**Directions for this task**
Each record that follows should be repeated exactly, minus any images.

**Material for the task**
^^^^
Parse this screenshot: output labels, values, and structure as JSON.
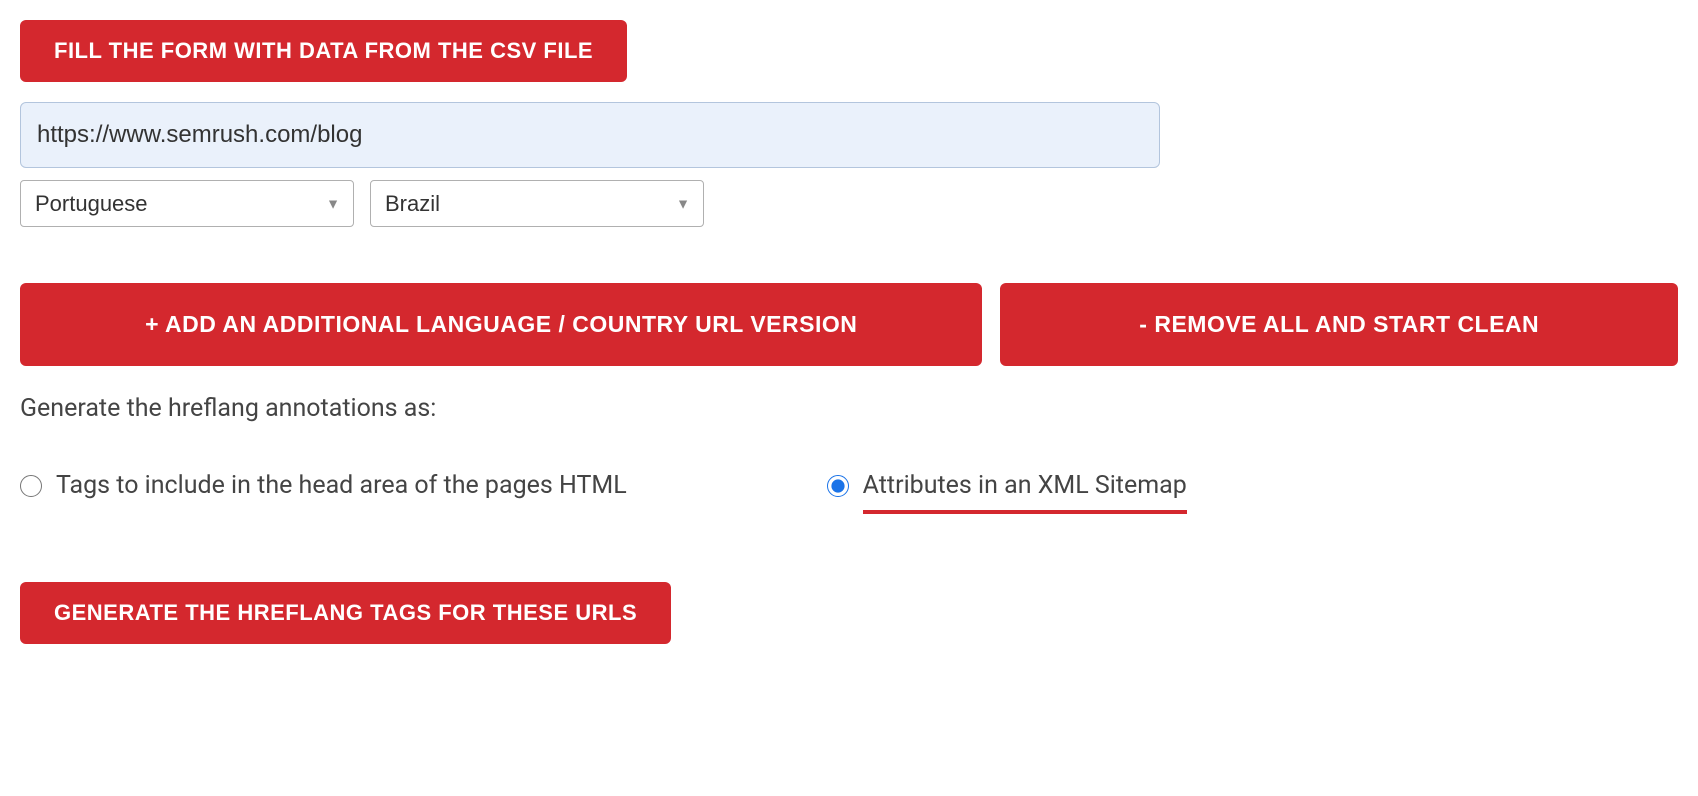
{
  "buttons": {
    "fill_csv": "FILL THE FORM WITH DATA FROM THE CSV FILE",
    "add_version": "+ ADD AN ADDITIONAL LANGUAGE / COUNTRY URL VERSION",
    "remove_all": "- REMOVE ALL AND START CLEAN",
    "generate": "GENERATE THE HREFLANG TAGS FOR THESE URLS"
  },
  "url_input": {
    "value": "https://www.semrush.com/blog"
  },
  "selects": {
    "language": "Portuguese",
    "country": "Brazil"
  },
  "labels": {
    "generate_as": "Generate the hreflang annotations as:"
  },
  "radios": {
    "head_tags": "Tags to include in the head area of the pages HTML",
    "xml_sitemap": "Attributes in an XML Sitemap"
  }
}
^^^^
**Solved problem**
Parse this screenshot: output labels, values, and structure as JSON.
{
  "buttons": {
    "fill_csv": "FILL THE FORM WITH DATA FROM THE CSV FILE",
    "add_version": "+ ADD AN ADDITIONAL LANGUAGE / COUNTRY URL VERSION",
    "remove_all": "- REMOVE ALL AND START CLEAN",
    "generate": "GENERATE THE HREFLANG TAGS FOR THESE URLS"
  },
  "url_input": {
    "value": "https://www.semrush.com/blog"
  },
  "selects": {
    "language": "Portuguese",
    "country": "Brazil"
  },
  "labels": {
    "generate_as": "Generate the hreflang annotations as:"
  },
  "radios": {
    "head_tags": "Tags to include in the head area of the pages HTML",
    "xml_sitemap": "Attributes in an XML Sitemap"
  }
}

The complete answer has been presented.